# Given information:
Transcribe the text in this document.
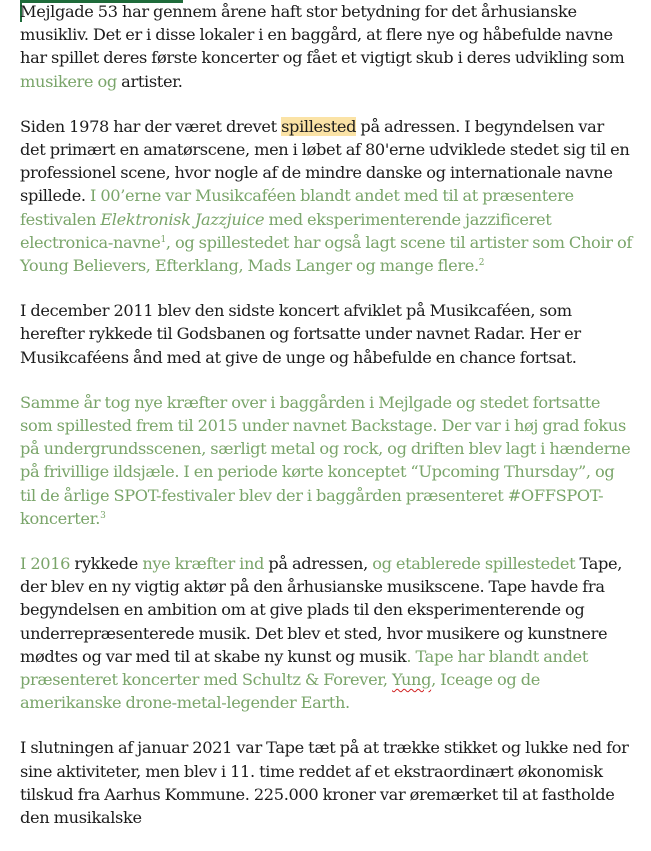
Mejlgade 53 har gennem årene haft stor betydning for det århusianske musikliv. Det er i disse lokaler i en baggård, at flere nye og håbefulde navne har spillet deres første koncerter og fået et vigtigt skub i deres udvikling som musikere og artister.

Siden 1978 har der været drevet spillested på adressen. I begyndelsen var det primært en amatørscene, men i løbet af 80'erne udviklede stedet sig til en professionel scene, hvor nogle af de mindre danske og internationale navne spillede. I 00’erne var Musikcaféen blandt andet med til at præsentere festivalen Elektronisk Jazzjuice med eksperimenterende jazzificeret electronica-navne$^1$, og spillestedet har også lagt scene til artister som Choir of Young Believers, Efterklang, Mads Langer og mange flere.$^2$

I december 2011 blev den sidste koncert afviklet på Musikcaféen, som herefter rykkede til Godsbanen og fortsatte under navnet Radar. Her er Musikcaféens ånd med at give de unge og håbefulde en chance fortsat.

Samme år tog nye kræfter over i baggården i Mejlgade og stedet fortsatte som spillested frem til 2015 under navnet Backstage. Der var i høj grad fokus på undergrundsscenen, særligt metal og rock, og driften blev lagt i hænderne på frivillige ildsjæle. I en periode kørte konceptet “Upcoming Thursday”, og til de årlige SPOT-festivaler blev der i baggården præsenteret #OFFSPOT-koncerter.$^3$

I 2016 rykkede nye kræfter ind på adressen, og etablerede spillestedet Tape, der blev en ny vigtig aktør på den århusianske musikscene. Tape havde fra begyndelsen en ambition om at give plads til den eksperimenterende og underrepræsenterede musik. Det blev et sted, hvor musikere og kunstnere mødtes og var med til at skabe ny kunst og musik. Tape har blandt andet præsenteret koncerter med Schultz & Forever, Yung, Iceage og de amerikanske drone-metal-legender Earth.

I slutningen af januar 2021 var Tape tæt på at trække stikket og lukke ned for sine aktiviteter, men blev i 11. time reddet af et ekstraordinært økonomisk tilskud fra Aarhus Kommune. 225.000 kroner var øremærket til at fastholde den musikalske
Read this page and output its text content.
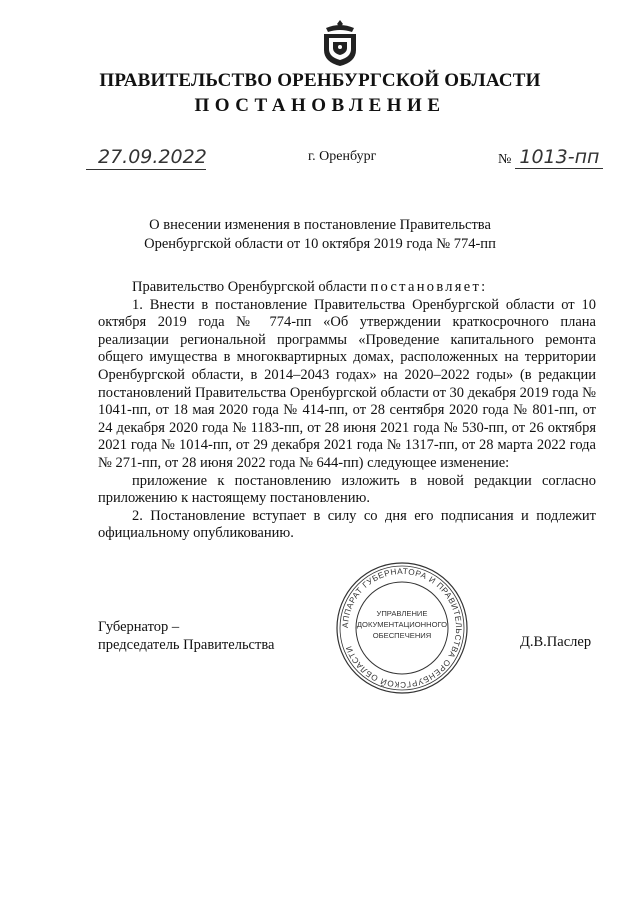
ПРАВИТЕЛЬСТВО ОРЕНБУРГСКОЙ ОБЛАСТИ
ПОСТАНОВЛЕНИЕ
27.09.2022	г. Оренбург	№ 1013-пп
О внесении изменения в постановление Правительства
Оренбургской области от 10 октября 2019 года № 774-пп

Правительство Оренбургской области постановляет:

1. Внести в постановление Правительства Оренбургской области от 10 октября 2019 года № 774-пп «Об утверждении краткосрочного плана реализации региональной программы «Проведение капитального ремонта общего имущества в многоквартирных домах, расположенных на территории Оренбургской области, в 2014–2043 годах» на 2020–2022 годы» (в редакции постановлений Правительства Оренбургской области от 30 декабря 2019 года № 1041-пп, от 18 мая 2020 года № 414-пп, от 28 сентября 2020 года № 801-пп, от 24 декабря 2020 года № 1183-пп, от 28 июня 2021 года № 530-пп, от 26 октября 2021 года № 1014-пп, от 29 декабря 2021 года № 1317-пп, от 28 марта 2022 года № 271-пп, от 28 июня 2022 года № 644-пп) следующее изменение:

приложение к постановлению изложить в новой редакции согласно приложению к настоящему постановлению.

2. Постановление вступает в силу со дня его подписания и подлежит официальному опубликованию.

Губернатор –
председатель Правительства	Д.В.Паслер
АППАРАТ ГУБЕРНАТОРА И ПРАВИТЕЛЬСТВА ОРЕНБУРГСКОЙ ОБЛАСТИ
УПРАВЛЕНИЕ
ДОКУМЕНТАЦИОННОГО
ОБЕСПЕЧЕНИЯ
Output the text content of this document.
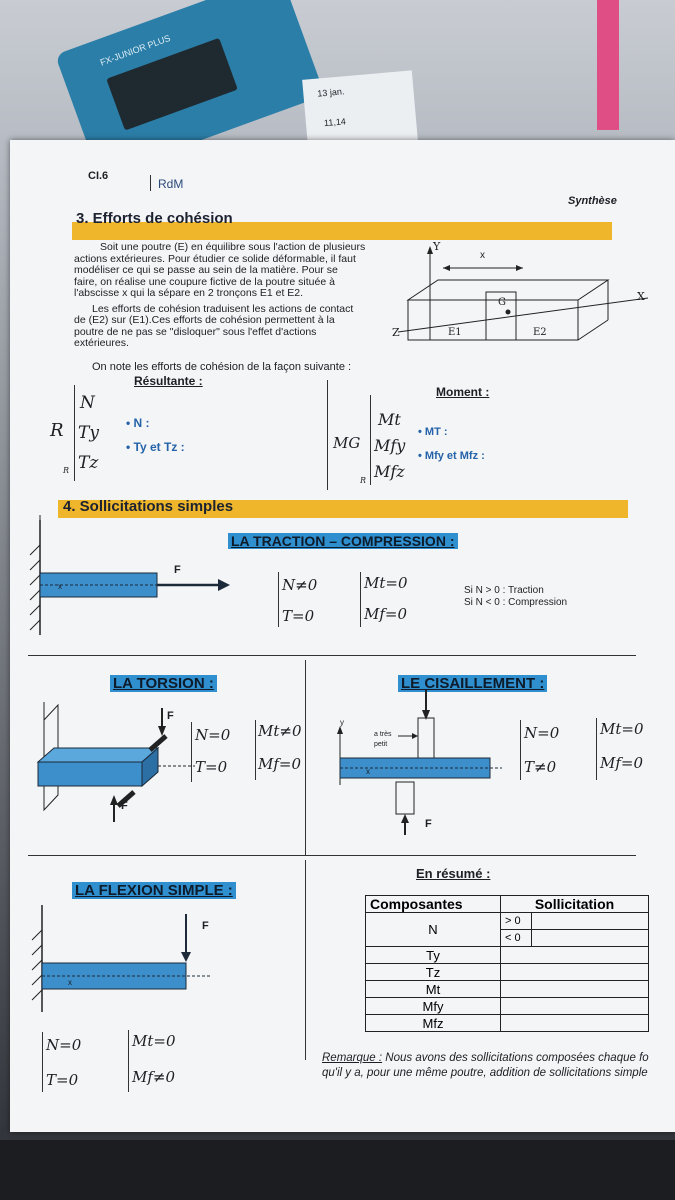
FX-JUNIOR PLUS
13 jan.
11,14
CI.6
RdM
Synthèse
3. Efforts de cohésion
Soit une poutre (E) en équilibre sous l'action de plusieurs
actions extérieures. Pour étudier ce solide déformable, il faut
modéliser ce qui se passe au sein de la matière. Pour se
faire, on réalise une coupure fictive de la poutre située à
l'abscisse x qui la sépare en 2 tronçons E1 et E2.
Les efforts de cohésion traduisent les actions de contact
de (E2) sur (E1).Ces efforts de cohésion permettent à la
poutre de ne pas se "disloquer" sous l'effet d'actions
extérieures.
Y
x
X
Z
G
E1	E2
On note les efforts de cohésion de la façon suivante :
Résultante :
R
R
N
Ty
Tz
• N :
• Ty et Tz :
Moment :
MG
R
Mt
Mfy
Mfz
• MT :
• Mfy et Mfz :
4. Sollicitations simples
LA TRACTION – COMPRESSION :
F
x	N≠0
T=0
Mt=0
Mf=0
Si N > 0 : Traction
Si N < 0 : Compression
LA TORSION :
F
F
N=0
T=0
Mt≠0
Mf=0
LE CISAILLEMENT :
y
x
a très
petit
F
N=0
T≠0
Mt=0
Mf=0
LA FLEXION SIMPLE :
F
x
N=0
T=0
Mt=0
Mf≠0
En résumé :
Composantes	Sollicitation	
N	> 0	
	< 0	
Ty		
Tz		
Mt		
Mfy		
Mfz		
Remarque : Nous avons des sollicitations composées chaque fo
qu'il y a, pour une même poutre, addition de sollicitations simple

# Given request:
Check each line in the records for the word "poutre" and say how many have it, with nothing else.

# Task answer:
4